Goal: Extract all lines that hold "chevron" from the records below.

Records for this task:

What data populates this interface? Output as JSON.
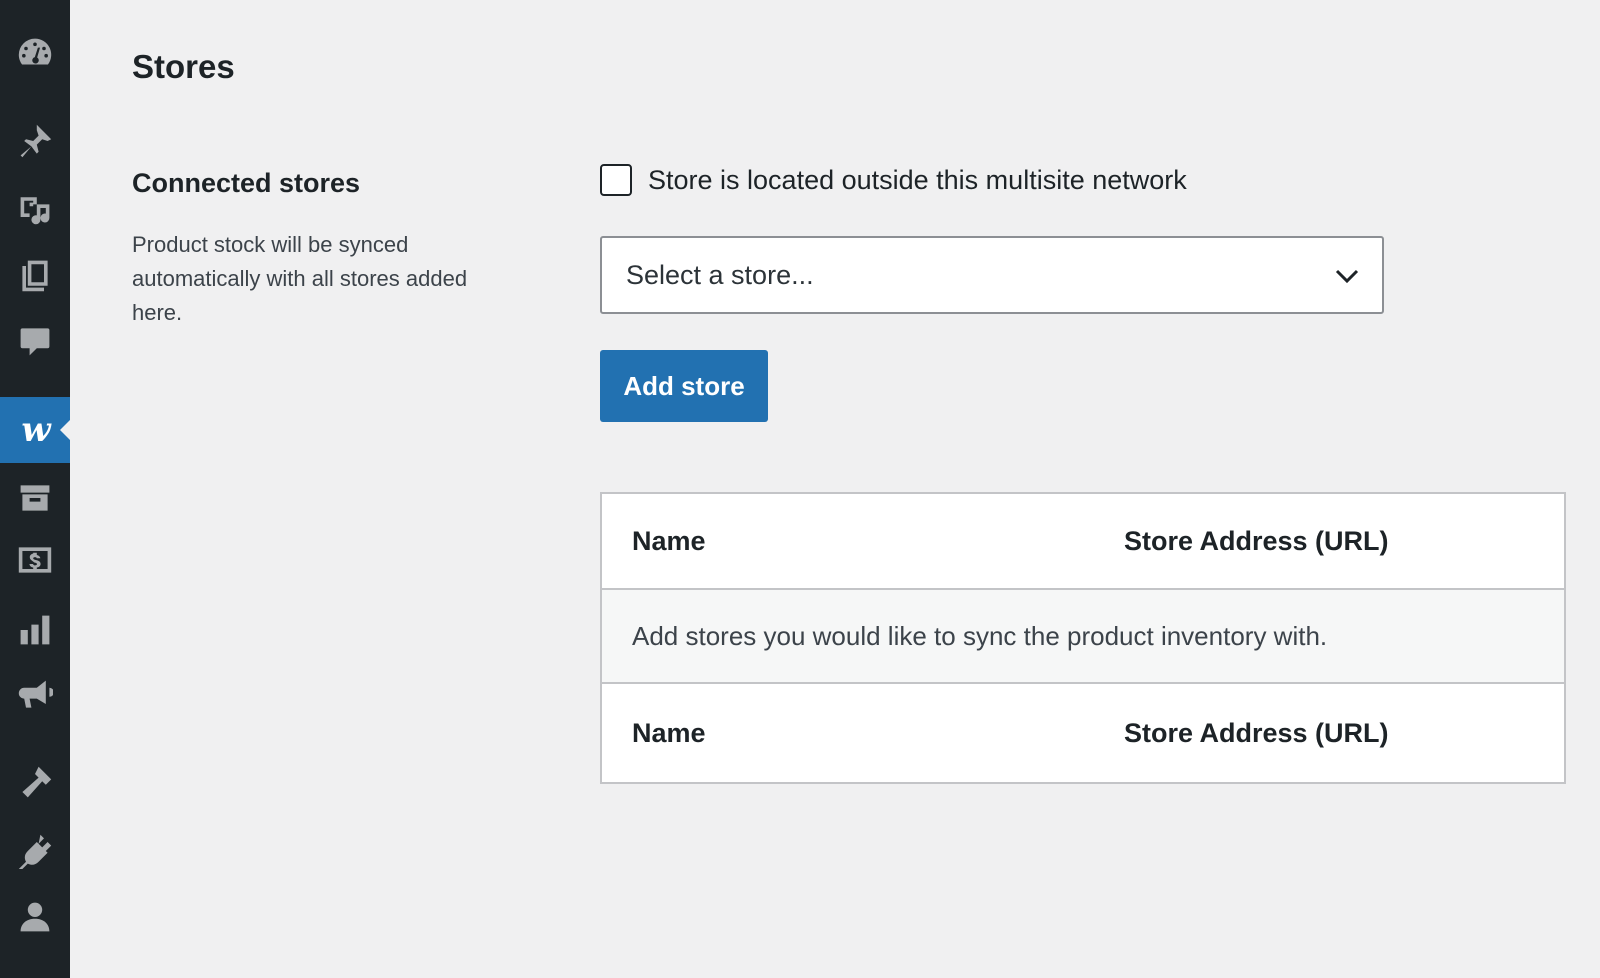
{
  "sidebar": {
    "items": [
      {
        "icon": "dashboard-icon"
      },
      {
        "icon": "pin-icon"
      },
      {
        "icon": "media-icon"
      },
      {
        "icon": "pages-icon"
      },
      {
        "icon": "comments-icon"
      },
      {
        "icon": "woocommerce-icon",
        "active": true,
        "glyph": "w"
      },
      {
        "icon": "archive-icon"
      },
      {
        "icon": "payments-icon"
      },
      {
        "icon": "analytics-icon"
      },
      {
        "icon": "marketing-icon"
      },
      {
        "icon": "appearance-icon"
      },
      {
        "icon": "plugins-icon"
      },
      {
        "icon": "users-icon"
      }
    ],
    "active_color": "#2271b1"
  },
  "page": {
    "title": "Stores"
  },
  "section": {
    "title": "Connected stores",
    "description": "Product stock will be synced automatically with all stores added here."
  },
  "form": {
    "checkbox_label": "Store is located outside this multisite network",
    "checkbox_checked": false,
    "select_placeholder": "Select a store...",
    "add_button_label": "Add store"
  },
  "table": {
    "columns": [
      "Name",
      "Store Address (URL)"
    ],
    "empty_message": "Add stores you would like to sync the product inventory with.",
    "footer_columns": [
      "Name",
      "Store Address (URL)"
    ]
  }
}
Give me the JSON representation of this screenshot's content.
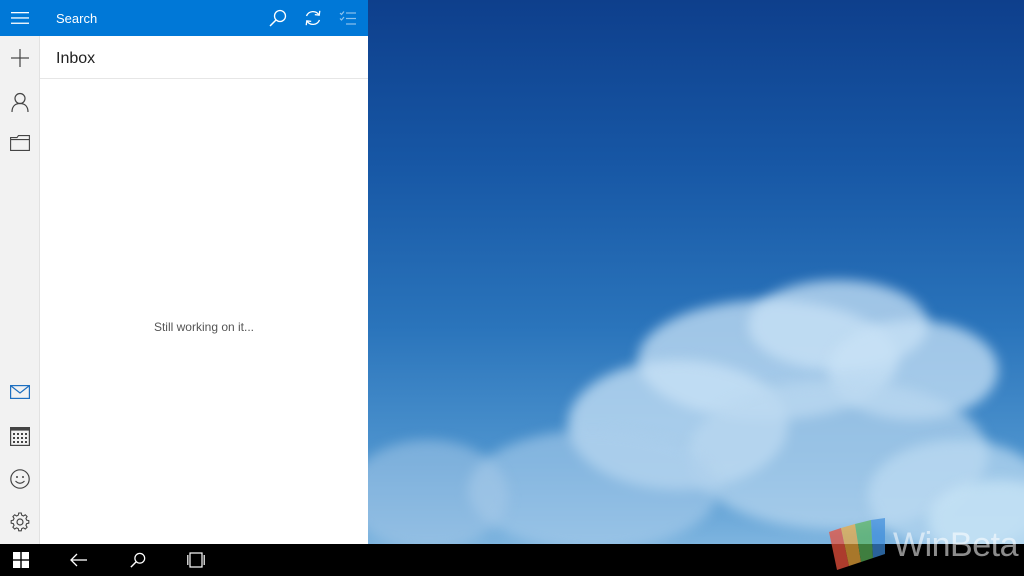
{
  "search": {
    "placeholder": "Search"
  },
  "folder": {
    "title": "Inbox"
  },
  "status": {
    "message": "Still working on it..."
  },
  "watermark": {
    "text": "WinBeta"
  },
  "colors": {
    "accent": "#0078d7",
    "rail": "#f2f2f2",
    "taskbar": "#000000"
  },
  "rail_top": [
    "hamburger-icon",
    "plus-icon",
    "person-icon",
    "folder-icon"
  ],
  "rail_bottom": [
    "mail-icon",
    "calendar-icon",
    "smiley-icon",
    "gear-icon"
  ],
  "topbar_icons": [
    "search-icon",
    "sync-icon",
    "select-icon"
  ],
  "taskbar_icons": [
    "windows-logo-icon",
    "back-arrow-icon",
    "search-icon",
    "task-view-icon"
  ]
}
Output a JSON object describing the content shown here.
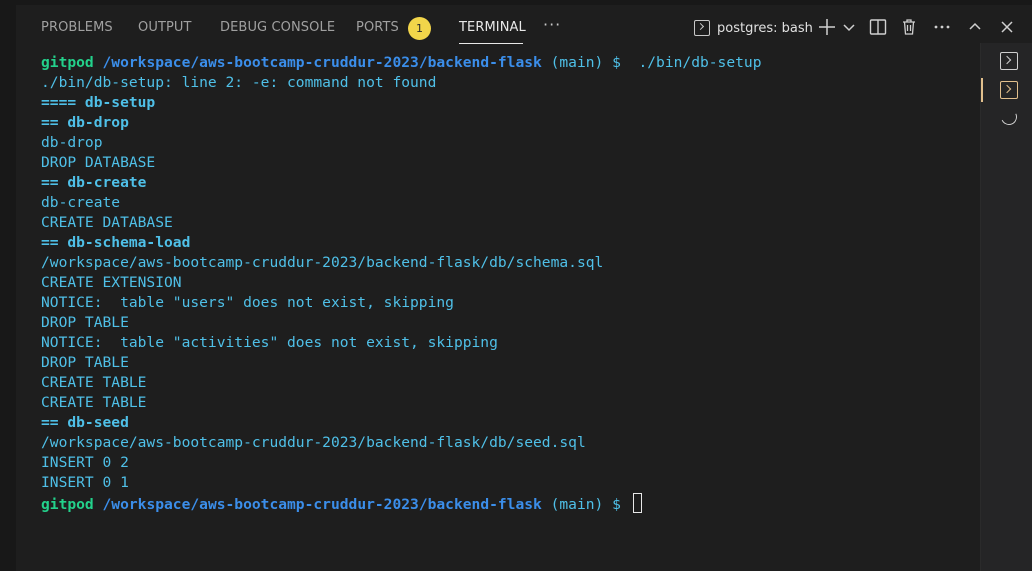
{
  "tabs": [
    {
      "label": "PROBLEMS",
      "active": false
    },
    {
      "label": "OUTPUT",
      "active": false
    },
    {
      "label": "DEBUG CONSOLE",
      "active": false
    },
    {
      "label": "PORTS",
      "active": false,
      "badge": "1"
    },
    {
      "label": "TERMINAL",
      "active": true
    }
  ],
  "toolbar": {
    "more_label": "···",
    "terminal_name": "postgres: bash"
  },
  "terminal": {
    "lines": [
      {
        "parts": [
          {
            "text": "gitpod",
            "style": "green"
          },
          {
            "text": " "
          },
          {
            "text": "/workspace/aws-bootcamp-cruddur-2023/backend-flask",
            "style": "blue"
          },
          {
            "text": " (main) $  ./bin/db-setup"
          }
        ]
      },
      {
        "parts": [
          {
            "text": "./bin/db-setup: line 2: -e: command not found"
          }
        ]
      },
      {
        "parts": [
          {
            "text": "==== db-setup",
            "style": "bright"
          }
        ]
      },
      {
        "parts": [
          {
            "text": "== db-drop",
            "style": "bright"
          }
        ]
      },
      {
        "parts": [
          {
            "text": "db-drop"
          }
        ]
      },
      {
        "parts": [
          {
            "text": "DROP DATABASE"
          }
        ]
      },
      {
        "parts": [
          {
            "text": "== db-create",
            "style": "bright"
          }
        ]
      },
      {
        "parts": [
          {
            "text": "db-create"
          }
        ]
      },
      {
        "parts": [
          {
            "text": "CREATE DATABASE"
          }
        ]
      },
      {
        "parts": [
          {
            "text": "== db-schema-load",
            "style": "bright"
          }
        ]
      },
      {
        "parts": [
          {
            "text": "/workspace/aws-bootcamp-cruddur-2023/backend-flask/db/schema.sql"
          }
        ]
      },
      {
        "parts": [
          {
            "text": "CREATE EXTENSION"
          }
        ]
      },
      {
        "parts": [
          {
            "text": "NOTICE:  table \"users\" does not exist, skipping"
          }
        ]
      },
      {
        "parts": [
          {
            "text": "DROP TABLE"
          }
        ]
      },
      {
        "parts": [
          {
            "text": "NOTICE:  table \"activities\" does not exist, skipping"
          }
        ]
      },
      {
        "parts": [
          {
            "text": "DROP TABLE"
          }
        ]
      },
      {
        "parts": [
          {
            "text": "CREATE TABLE"
          }
        ]
      },
      {
        "parts": [
          {
            "text": "CREATE TABLE"
          }
        ]
      },
      {
        "parts": [
          {
            "text": "== db-seed",
            "style": "bright"
          }
        ]
      },
      {
        "parts": [
          {
            "text": "/workspace/aws-bootcamp-cruddur-2023/backend-flask/db/seed.sql"
          }
        ]
      },
      {
        "parts": [
          {
            "text": "INSERT 0 2"
          }
        ]
      },
      {
        "parts": [
          {
            "text": "INSERT 0 1"
          }
        ]
      },
      {
        "parts": [
          {
            "text": "gitpod",
            "style": "green"
          },
          {
            "text": " "
          },
          {
            "text": "/workspace/aws-bootcamp-cruddur-2023/backend-flask",
            "style": "blue"
          },
          {
            "text": " (main) $ "
          }
        ],
        "cursor": true
      }
    ]
  },
  "colors": {
    "background": "#1e1e1e",
    "prompt_user": "#23d18b",
    "prompt_path": "#3b8eea",
    "output_text": "#4fc0e8",
    "badge": "#f2d54a",
    "active_rail_accent": "#e2c08d"
  },
  "icons": {
    "add": "plus-icon",
    "dropdown": "chevron-down-icon",
    "split": "split-terminal-icon",
    "kill": "trash-icon",
    "more": "ellipsis-icon",
    "maximize": "chevron-up-icon",
    "close": "close-icon",
    "terminal": "terminal-icon",
    "loading": "spinner-icon"
  }
}
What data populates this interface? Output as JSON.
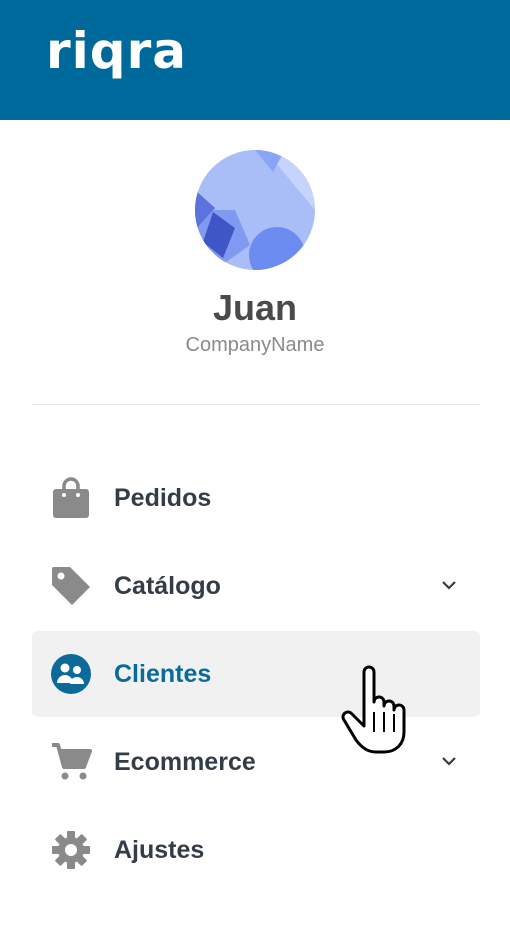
{
  "header": {
    "logo_text": "riqra",
    "background": "#00699b"
  },
  "profile": {
    "name": "Juan",
    "company": "CompanyName"
  },
  "nav": {
    "items": [
      {
        "label": "Pedidos",
        "icon": "shopping-bag-icon",
        "expandable": false,
        "active": false
      },
      {
        "label": "Catálogo",
        "icon": "tag-icon",
        "expandable": true,
        "active": false
      },
      {
        "label": "Clientes",
        "icon": "customers-icon",
        "expandable": false,
        "active": true
      },
      {
        "label": "Ecommerce",
        "icon": "shopping-cart-icon",
        "expandable": true,
        "active": false
      },
      {
        "label": "Ajustes",
        "icon": "gear-icon",
        "expandable": false,
        "active": false
      }
    ],
    "active_color": "#0b6a99",
    "text_color": "#333d47",
    "icon_color": "#8a8a8a"
  },
  "cursor": {
    "icon": "hand-pointer-icon"
  }
}
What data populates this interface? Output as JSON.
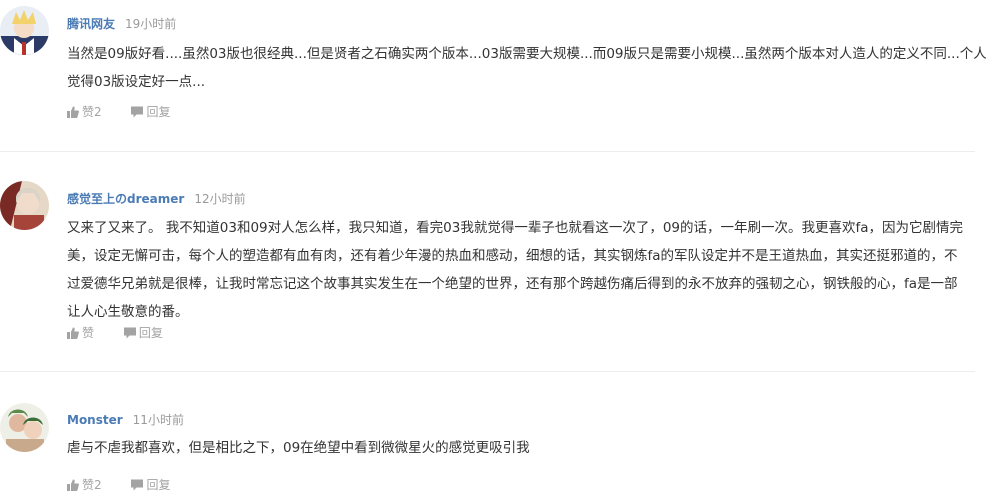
{
  "comments": [
    {
      "username": "腾讯网友",
      "time": "19小时前",
      "lines": [
        "当然是09版好看....虽然03版也很经典...但是贤者之石确实两个版本...03版需要大规模...而09版只是需要小规模...虽然两个版本对人造人的定义不同...个人",
        "觉得03版设定好一点..."
      ],
      "like_label": "赞2",
      "reply_label": "回复",
      "avatar_colors": [
        "#2b3a66",
        "#f2d36b"
      ]
    },
    {
      "username": "感觉至上のdreamer",
      "time": "12小时前",
      "lines": [
        "又来了又来了。 我不知道03和09对人怎么样，我只知道，看完03我就觉得一辈子也就看这一次了，09的话，一年刷一次。我更喜欢fa，因为它剧情完",
        "美，设定无懈可击，每个人的塑造都有血有肉，还有着少年漫的热血和感动，细想的话，其实钢炼fa的军队设定并不是王道热血，其实还挺邪道的，不",
        "过爱德华兄弟就是很棒，让我时常忘记这个故事其实发生在一个绝望的世界，还有那个跨越伤痛后得到的永不放弃的强韧之心，钢铁般的心，fa是一部",
        "让人心生敬意的番。"
      ],
      "like_label": "赞",
      "reply_label": "回复",
      "avatar_colors": [
        "#7a2a24",
        "#e8d2b8"
      ]
    },
    {
      "username": "Monster",
      "time": "11小时前",
      "lines": [
        "虐与不虐我都喜欢，但是相比之下，09在绝望中看到微微星火的感觉更吸引我"
      ],
      "like_label": "赞2",
      "reply_label": "回复",
      "avatar_colors": [
        "#5e8a4a",
        "#e0b8a0"
      ]
    }
  ]
}
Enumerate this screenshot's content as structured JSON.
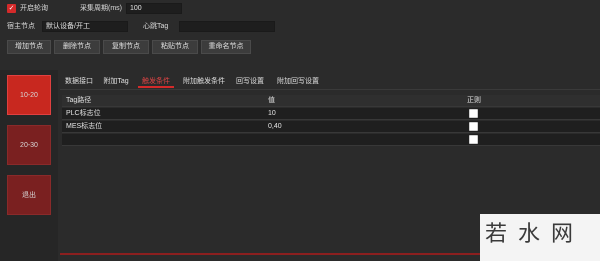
{
  "toolbar": {
    "enable_label": "开启轮询",
    "interval_label": "采集周期(ms)",
    "interval_value": "100",
    "parent_label": "宿主节点",
    "parent_value": "默认设备/开工",
    "heartbeat_label": "心跳Tag",
    "heartbeat_value": ""
  },
  "actions": {
    "add": "增加节点",
    "delete": "删除节点",
    "copy": "复制节点",
    "paste": "粘贴节点",
    "rename": "重命名节点"
  },
  "sidebar": {
    "items": [
      {
        "label": "10-20"
      },
      {
        "label": "20-30"
      },
      {
        "label": "退出"
      }
    ]
  },
  "tabs": [
    {
      "label": "数据接口"
    },
    {
      "label": "附加Tag"
    },
    {
      "label": "触发条件"
    },
    {
      "label": "附加触发条件"
    },
    {
      "label": "回写设置"
    },
    {
      "label": "附加回写设置"
    }
  ],
  "table": {
    "headers": [
      "Tag路径",
      "值",
      "正则"
    ],
    "rows": [
      {
        "tag": "PLC标志位",
        "value": "10",
        "regex": false
      },
      {
        "tag": "MES标志位",
        "value": "0,40",
        "regex": false
      },
      {
        "tag": "",
        "value": "",
        "regex": false
      }
    ]
  },
  "watermark": "若 水 网",
  "colors": {
    "accent": "#d42a2a",
    "background": "#2b2b2b"
  }
}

Reply to the task:
    "dropdown": "chevron-down-icon",
    "maximize": "chevron-up-icon",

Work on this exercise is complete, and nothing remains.